>> start
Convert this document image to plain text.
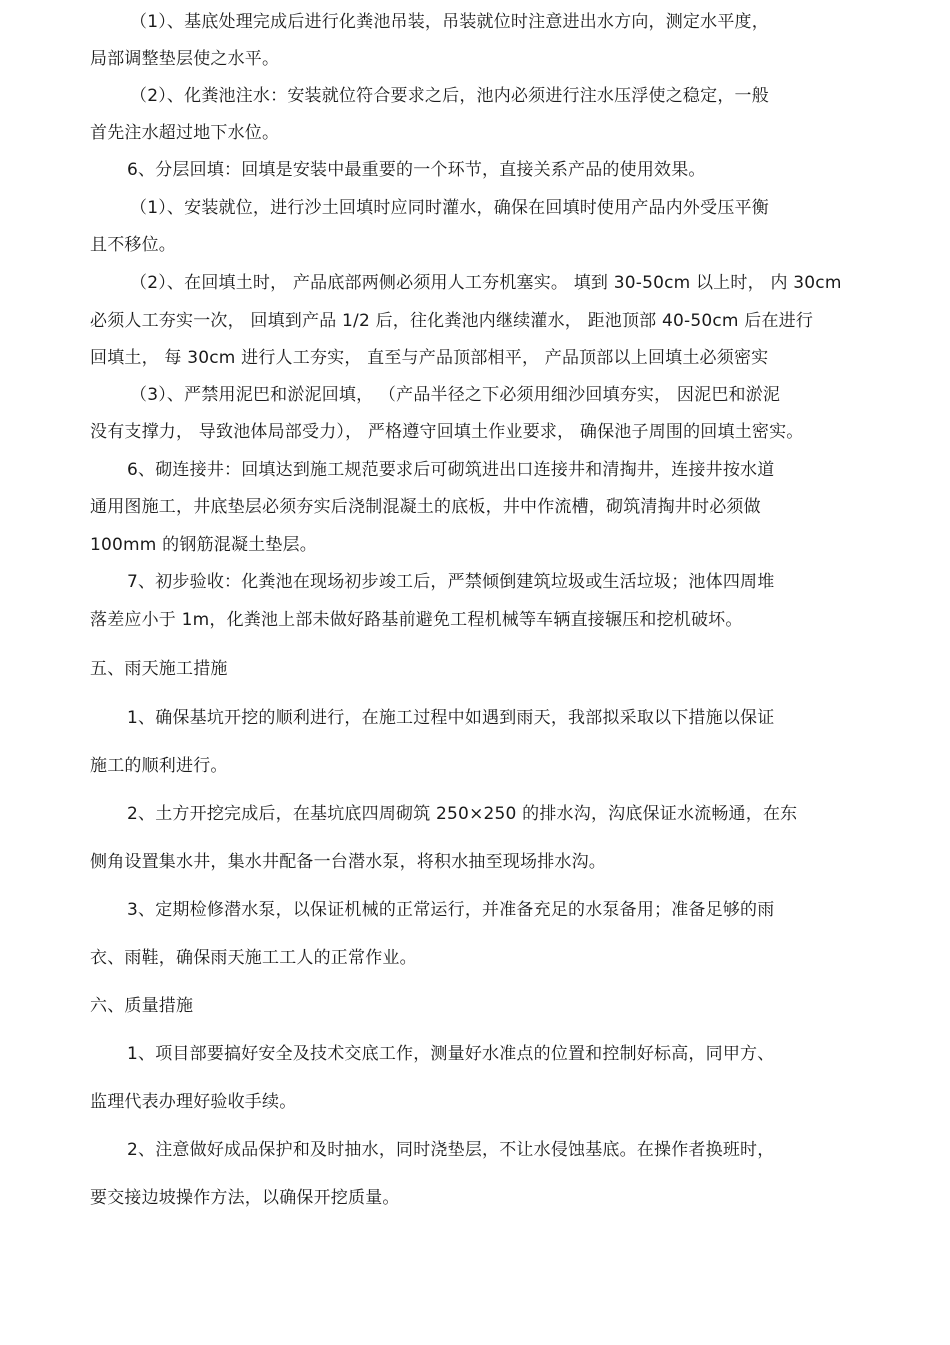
（1）、基底处理完成后进行化粪池吊装，吊装就位时注意进出水方向，测定水平度，
局部调整垫层使之水平。
（2）、化粪池注水：安装就位符合要求之后，池内必须进行注水压浮使之稳定，一般
首先注水超过地下水位。
6、分层回填：回填是安装中最重要的一个环节，直接关系产品的使用效果。
（1）、安装就位，进行沙土回填时应同时灌水，确保在回填时使用产品内外受压平衡
且不移位。
（2）、在回填土时， 产品底部两侧必须用人工夯机塞实。 填到 30-50cm 以上时， 内 30cm
必须人工夯实一次， 回填到产品 1/2 后，往化粪池内继续灌水， 距池顶部 40-50cm 后在进行
回填土， 每 30cm 进行人工夯实， 直至与产品顶部相平， 产品顶部以上回填土必须密实
（3）、严禁用泥巴和淤泥回填， （产品半径之下必须用细沙回填夯实， 因泥巴和淤泥
没有支撑力， 导致池体局部受力）， 严格遵守回填土作业要求， 确保池子周围的回填土密实。
6、砌连接井：回填达到施工规范要求后可砌筑进出口连接井和清掏井，连接井按水道
通用图施工，井底垫层必须夯实后浇制混凝土的底板，井中作流槽，砌筑清掏井时必须做
100mm 的钢筋混凝土垫层。
7、初步验收：化粪池在现场初步竣工后，严禁倾倒建筑垃圾或生活垃圾；池体四周堆
落差应小于 1m，化粪池上部未做好路基前避免工程机械等车辆直接辗压和挖机破坏。
五、雨天施工措施
1、确保基坑开挖的顺利进行，在施工过程中如遇到雨天，我部拟采取以下措施以保证
施工的顺利进行。
2、土方开挖完成后，在基坑底四周砌筑 250×250 的排水沟，沟底保证水流畅通，在东
侧角设置集水井，集水井配备一台潜水泵，将积水抽至现场排水沟。
3、定期检修潜水泵，以保证机械的正常运行，并准备充足的水泵备用；准备足够的雨
衣、雨鞋，确保雨天施工工人的正常作业。
六、质量措施
1、项目部要搞好安全及技术交底工作，测量好水准点的位置和控制好标高，同甲方、
监理代表办理好验收手续。
2、注意做好成品保护和及时抽水，同时浇垫层，不让水侵蚀基底。在操作者换班时，
要交接边坡操作方法，以确保开挖质量。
>> end
What to work on: Omit pictures; set down the rest of the material word for word.

Output of the task:
Convert this document image to plain text.
（1）、基底处理完成后进行化粪池吊装，吊装就位时注意进出水方向，测定水平度，
局部调整垫层使之水平。
（2）、化粪池注水：安装就位符合要求之后，池内必须进行注水压浮使之稳定，一般
首先注水超过地下水位。
6、分层回填：回填是安装中最重要的一个环节，直接关系产品的使用效果。
（1）、安装就位，进行沙土回填时应同时灌水，确保在回填时使用产品内外受压平衡
且不移位。
（2）、在回填土时， 产品底部两侧必须用人工夯机塞实。 填到 30-50cm 以上时， 内 30cm
必须人工夯实一次， 回填到产品 1/2 后，往化粪池内继续灌水， 距池顶部 40-50cm 后在进行
回填土， 每 30cm 进行人工夯实， 直至与产品顶部相平， 产品顶部以上回填土必须密实
（3）、严禁用泥巴和淤泥回填， （产品半径之下必须用细沙回填夯实， 因泥巴和淤泥
没有支撑力， 导致池体局部受力）， 严格遵守回填土作业要求， 确保池子周围的回填土密实。
6、砌连接井：回填达到施工规范要求后可砌筑进出口连接井和清掏井，连接井按水道
通用图施工，井底垫层必须夯实后浇制混凝土的底板，井中作流槽，砌筑清掏井时必须做
100mm 的钢筋混凝土垫层。
7、初步验收：化粪池在现场初步竣工后，严禁倾倒建筑垃圾或生活垃圾；池体四周堆
落差应小于 1m，化粪池上部未做好路基前避免工程机械等车辆直接辗压和挖机破坏。
五、雨天施工措施
1、确保基坑开挖的顺利进行，在施工过程中如遇到雨天，我部拟采取以下措施以保证
施工的顺利进行。
2、土方开挖完成后，在基坑底四周砌筑 250×250 的排水沟，沟底保证水流畅通，在东
侧角设置集水井，集水井配备一台潜水泵，将积水抽至现场排水沟。
3、定期检修潜水泵，以保证机械的正常运行，并准备充足的水泵备用；准备足够的雨
衣、雨鞋，确保雨天施工工人的正常作业。
六、质量措施
1、项目部要搞好安全及技术交底工作，测量好水准点的位置和控制好标高，同甲方、
监理代表办理好验收手续。
2、注意做好成品保护和及时抽水，同时浇垫层，不让水侵蚀基底。在操作者换班时，
要交接边坡操作方法，以确保开挖质量。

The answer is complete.